- _RECORDED INFORMATION_:
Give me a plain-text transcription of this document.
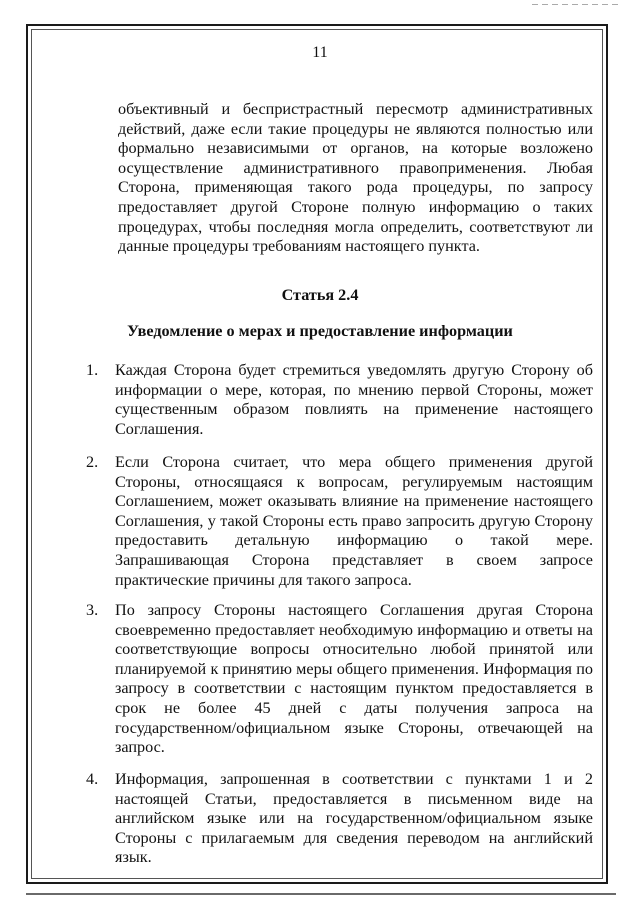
11

объективный и беспристрастный пересмотр административных действий, даже если такие процедуры не являются полностью или формально независимыми от органов, на которые возложено осуществление административного правоприменения. Любая Сторона, применяющая такого рода процедуры, по запросу предоставляет другой Стороне полную информацию о таких процедурах, чтобы последняя могла определить, соответствуют ли данные процедуры требованиям настоящего пункта.

Статья 2.4
Уведомление о мерах и предоставление информации
1. Каждая Сторона будет стремиться уведомлять другую Сторону об информации о мере, которая, по мнению первой Стороны, может существенным образом повлиять на применение настоящего Соглашения.
2. Если Сторона считает, что мера общего применения другой Стороны, относящаяся к вопросам, регулируемым настоящим Соглашением, может оказывать влияние на применение настоящего Соглашения, у такой Стороны есть право запросить другую Сторону предоставить детальную информацию о такой мере. Запрашивающая Сторона представляет в своем запросе практические причины для такого запроса.
3. По запросу Стороны настоящего Соглашения другая Сторона своевременно предоставляет необходимую информацию и ответы на соответствующие вопросы относительно любой принятой или планируемой к принятию меры общего применения. Информация по запросу в соответствии с настоящим пунктом предоставляется в срок не более 45 дней с даты получения запроса на государственном/официальном языке Стороны, отвечающей на запрос.
4. Информация, запрошенная в соответствии с пунктами 1 и 2 настоящей Статьи, предоставляется в письменном виде на английском языке или на государственном/официальном языке Стороны с прилагаемым для сведения переводом на английский язык.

- _WORK TO BE COMPLETED_: Search the records for the word "другую" and copy every line where it occurs.

- _ANSWER TO THE PROBLEM_:
1. Каждая Сторона будет стремиться уведомлять другую Сторону об информации о мере, которая, по мнению первой Стороны, может существенным образом повлиять на применение настоящего Соглашения.
2. Если Сторона считает, что мера общего применения другой Стороны, относящаяся к вопросам, регулируемым настоящим Соглашением, может оказывать влияние на применение настоящего Соглашения, у такой Стороны есть право запросить другую Сторону предоставить детальную информацию о такой мере. Запрашивающая Сторона представляет в своем запросе практические причины для такого запроса.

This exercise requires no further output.